Exercise requirements |
Every entry below must appear again, exactly as written.

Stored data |

--- Start ---

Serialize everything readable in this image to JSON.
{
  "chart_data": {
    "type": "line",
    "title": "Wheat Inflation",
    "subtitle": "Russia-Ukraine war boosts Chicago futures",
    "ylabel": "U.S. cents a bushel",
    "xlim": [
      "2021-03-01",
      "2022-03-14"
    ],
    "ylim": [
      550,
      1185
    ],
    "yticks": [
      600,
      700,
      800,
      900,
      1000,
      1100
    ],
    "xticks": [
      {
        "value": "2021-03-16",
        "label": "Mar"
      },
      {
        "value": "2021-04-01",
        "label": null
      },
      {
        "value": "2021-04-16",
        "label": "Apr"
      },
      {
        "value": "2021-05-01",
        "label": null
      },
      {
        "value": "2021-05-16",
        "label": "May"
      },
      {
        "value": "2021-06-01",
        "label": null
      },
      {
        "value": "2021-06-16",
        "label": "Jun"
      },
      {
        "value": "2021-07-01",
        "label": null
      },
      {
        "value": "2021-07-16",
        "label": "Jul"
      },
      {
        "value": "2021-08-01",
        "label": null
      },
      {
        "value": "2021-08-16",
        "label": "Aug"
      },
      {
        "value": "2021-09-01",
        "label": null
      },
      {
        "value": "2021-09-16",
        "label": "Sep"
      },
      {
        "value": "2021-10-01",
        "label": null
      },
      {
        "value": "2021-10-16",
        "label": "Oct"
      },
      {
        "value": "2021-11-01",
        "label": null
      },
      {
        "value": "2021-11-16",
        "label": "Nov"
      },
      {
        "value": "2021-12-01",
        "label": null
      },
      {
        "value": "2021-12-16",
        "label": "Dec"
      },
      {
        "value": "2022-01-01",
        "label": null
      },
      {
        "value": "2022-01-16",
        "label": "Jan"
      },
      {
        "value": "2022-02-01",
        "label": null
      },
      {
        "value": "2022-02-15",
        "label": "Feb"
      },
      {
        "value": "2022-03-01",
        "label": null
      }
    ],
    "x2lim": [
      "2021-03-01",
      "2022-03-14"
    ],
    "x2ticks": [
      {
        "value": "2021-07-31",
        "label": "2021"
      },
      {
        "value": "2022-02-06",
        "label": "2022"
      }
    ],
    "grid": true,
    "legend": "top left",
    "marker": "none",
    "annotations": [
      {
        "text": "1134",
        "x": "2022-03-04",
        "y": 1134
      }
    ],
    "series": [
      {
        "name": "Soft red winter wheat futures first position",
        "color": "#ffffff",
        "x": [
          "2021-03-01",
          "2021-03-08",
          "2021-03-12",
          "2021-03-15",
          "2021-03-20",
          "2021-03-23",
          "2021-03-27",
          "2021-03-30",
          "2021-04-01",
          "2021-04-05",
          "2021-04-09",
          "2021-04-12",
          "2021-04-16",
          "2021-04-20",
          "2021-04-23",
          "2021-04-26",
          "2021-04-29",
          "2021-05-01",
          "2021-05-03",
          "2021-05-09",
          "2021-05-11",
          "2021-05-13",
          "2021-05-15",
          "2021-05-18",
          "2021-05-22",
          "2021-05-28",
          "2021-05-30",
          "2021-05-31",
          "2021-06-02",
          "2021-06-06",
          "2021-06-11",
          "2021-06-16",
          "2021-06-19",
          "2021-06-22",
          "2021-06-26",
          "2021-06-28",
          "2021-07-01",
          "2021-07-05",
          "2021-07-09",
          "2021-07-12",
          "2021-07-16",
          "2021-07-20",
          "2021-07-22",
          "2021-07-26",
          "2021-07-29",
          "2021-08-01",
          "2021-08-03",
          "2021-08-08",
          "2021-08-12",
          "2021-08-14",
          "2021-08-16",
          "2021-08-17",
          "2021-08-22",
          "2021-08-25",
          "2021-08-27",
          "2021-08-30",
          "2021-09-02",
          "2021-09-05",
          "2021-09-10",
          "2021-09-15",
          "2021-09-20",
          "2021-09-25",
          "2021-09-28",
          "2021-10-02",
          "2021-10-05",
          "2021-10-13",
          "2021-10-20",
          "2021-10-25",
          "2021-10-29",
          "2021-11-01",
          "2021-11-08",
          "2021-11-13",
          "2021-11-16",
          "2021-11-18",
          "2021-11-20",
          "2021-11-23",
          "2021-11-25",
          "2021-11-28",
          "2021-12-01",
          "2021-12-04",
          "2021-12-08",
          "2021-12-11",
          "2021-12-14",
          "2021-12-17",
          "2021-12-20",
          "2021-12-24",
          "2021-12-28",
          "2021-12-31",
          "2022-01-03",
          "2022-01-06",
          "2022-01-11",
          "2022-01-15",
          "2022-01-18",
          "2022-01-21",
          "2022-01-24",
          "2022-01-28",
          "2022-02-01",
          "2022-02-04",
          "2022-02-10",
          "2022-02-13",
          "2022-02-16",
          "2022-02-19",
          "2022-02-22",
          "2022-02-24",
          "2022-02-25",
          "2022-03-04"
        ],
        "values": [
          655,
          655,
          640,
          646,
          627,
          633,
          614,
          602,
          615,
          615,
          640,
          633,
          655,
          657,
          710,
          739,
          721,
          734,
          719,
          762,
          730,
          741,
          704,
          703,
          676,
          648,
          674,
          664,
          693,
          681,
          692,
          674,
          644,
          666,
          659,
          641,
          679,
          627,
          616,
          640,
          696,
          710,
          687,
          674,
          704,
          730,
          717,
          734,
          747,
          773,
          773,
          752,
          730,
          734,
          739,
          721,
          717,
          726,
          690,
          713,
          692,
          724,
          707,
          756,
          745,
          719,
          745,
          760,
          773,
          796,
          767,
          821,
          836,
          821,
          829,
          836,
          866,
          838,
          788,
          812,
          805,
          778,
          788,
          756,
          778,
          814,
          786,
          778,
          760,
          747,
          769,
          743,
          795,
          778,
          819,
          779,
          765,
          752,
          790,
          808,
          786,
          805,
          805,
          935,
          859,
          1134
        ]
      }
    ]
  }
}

--- End ---

Answer below |
Serialize everything readable in this image to JSON.
{
  "chart_data": {
    "type": "line",
    "title": "Wheat Inflation",
    "subtitle": "Russia-Ukraine war boosts Chicago futures",
    "ylabel": "U.S. cents a bushel",
    "xlim": [
      "2021-03-01",
      "2022-03-14"
    ],
    "ylim": [
      550,
      1185
    ],
    "yticks": [
      600,
      700,
      800,
      900,
      1000,
      1100
    ],
    "xticks": [
      {
        "value": "2021-03-16",
        "label": "Mar"
      },
      {
        "value": "2021-04-01",
        "label": null
      },
      {
        "value": "2021-04-16",
        "label": "Apr"
      },
      {
        "value": "2021-05-01",
        "label": null
      },
      {
        "value": "2021-05-16",
        "label": "May"
      },
      {
        "value": "2021-06-01",
        "label": null
      },
      {
        "value": "2021-06-16",
        "label": "Jun"
      },
      {
        "value": "2021-07-01",
        "label": null
      },
      {
        "value": "2021-07-16",
        "label": "Jul"
      },
      {
        "value": "2021-08-01",
        "label": null
      },
      {
        "value": "2021-08-16",
        "label": "Aug"
      },
      {
        "value": "2021-09-01",
        "label": null
      },
      {
        "value": "2021-09-16",
        "label": "Sep"
      },
      {
        "value": "2021-10-01",
        "label": null
      },
      {
        "value": "2021-10-16",
        "label": "Oct"
      },
      {
        "value": "2021-11-01",
        "label": null
      },
      {
        "value": "2021-11-16",
        "label": "Nov"
      },
      {
        "value": "2021-12-01",
        "label": null
      },
      {
        "value": "2021-12-16",
        "label": "Dec"
      },
      {
        "value": "2022-01-01",
        "label": null
      },
      {
        "value": "2022-01-16",
        "label": "Jan"
      },
      {
        "value": "2022-02-01",
        "label": null
      },
      {
        "value": "2022-02-15",
        "label": "Feb"
      },
      {
        "value": "2022-03-01",
        "label": null
      }
    ],
    "x2lim": [
      "2021-03-01",
      "2022-03-14"
    ],
    "x2ticks": [
      {
        "value": "2021-07-31",
        "label": "2021"
      },
      {
        "value": "2022-02-06",
        "label": "2022"
      }
    ],
    "grid": true,
    "legend": "top left",
    "marker": "none",
    "annotations": [
      {
        "text": "1134",
        "x": "2022-03-04",
        "y": 1134
      }
    ],
    "series": [
      {
        "name": "Soft red winter wheat futures first position",
        "color": "#ffffff",
        "x": [
          "2021-03-01",
          "2021-03-08",
          "2021-03-12",
          "2021-03-15",
          "2021-03-20",
          "2021-03-23",
          "2021-03-27",
          "2021-03-30",
          "2021-04-01",
          "2021-04-05",
          "2021-04-09",
          "2021-04-12",
          "2021-04-16",
          "2021-04-20",
          "2021-04-23",
          "2021-04-26",
          "2021-04-29",
          "2021-05-01",
          "2021-05-03",
          "2021-05-09",
          "2021-05-11",
          "2021-05-13",
          "2021-05-15",
          "2021-05-18",
          "2021-05-22",
          "2021-05-28",
          "2021-05-30",
          "2021-05-31",
          "2021-06-02",
          "2021-06-06",
          "2021-06-11",
          "2021-06-16",
          "2021-06-19",
          "2021-06-22",
          "2021-06-26",
          "2021-06-28",
          "2021-07-01",
          "2021-07-05",
          "2021-07-09",
          "2021-07-12",
          "2021-07-16",
          "2021-07-20",
          "2021-07-22",
          "2021-07-26",
          "2021-07-29",
          "2021-08-01",
          "2021-08-03",
          "2021-08-08",
          "2021-08-12",
          "2021-08-14",
          "2021-08-16",
          "2021-08-17",
          "2021-08-22",
          "2021-08-25",
          "2021-08-27",
          "2021-08-30",
          "2021-09-02",
          "2021-09-05",
          "2021-09-10",
          "2021-09-15",
          "2021-09-20",
          "2021-09-25",
          "2021-09-28",
          "2021-10-02",
          "2021-10-05",
          "2021-10-13",
          "2021-10-20",
          "2021-10-25",
          "2021-10-29",
          "2021-11-01",
          "2021-11-08",
          "2021-11-13",
          "2021-11-16",
          "2021-11-18",
          "2021-11-20",
          "2021-11-23",
          "2021-11-25",
          "2021-11-28",
          "2021-12-01",
          "2021-12-04",
          "2021-12-08",
          "2021-12-11",
          "2021-12-14",
          "2021-12-17",
          "2021-12-20",
          "2021-12-24",
          "2021-12-28",
          "2021-12-31",
          "2022-01-03",
          "2022-01-06",
          "2022-01-11",
          "2022-01-15",
          "2022-01-18",
          "2022-01-21",
          "2022-01-24",
          "2022-01-28",
          "2022-02-01",
          "2022-02-04",
          "2022-02-10",
          "2022-02-13",
          "2022-02-16",
          "2022-02-19",
          "2022-02-22",
          "2022-02-24",
          "2022-02-25",
          "2022-03-04"
        ],
        "values": [
          655,
          655,
          640,
          646,
          627,
          633,
          614,
          602,
          615,
          615,
          640,
          633,
          655,
          657,
          710,
          739,
          721,
          734,
          719,
          762,
          730,
          741,
          704,
          703,
          676,
          648,
          674,
          664,
          693,
          681,
          692,
          674,
          644,
          666,
          659,
          641,
          679,
          627,
          616,
          640,
          696,
          710,
          687,
          674,
          704,
          730,
          717,
          734,
          747,
          773,
          773,
          752,
          730,
          734,
          739,
          721,
          717,
          726,
          690,
          713,
          692,
          724,
          707,
          756,
          745,
          719,
          745,
          760,
          773,
          796,
          767,
          821,
          836,
          821,
          829,
          836,
          866,
          838,
          788,
          812,
          805,
          778,
          788,
          756,
          778,
          814,
          786,
          778,
          760,
          747,
          769,
          743,
          795,
          778,
          819,
          779,
          765,
          752,
          790,
          808,
          786,
          805,
          805,
          935,
          859,
          1134
        ]
      }
    ]
  }
}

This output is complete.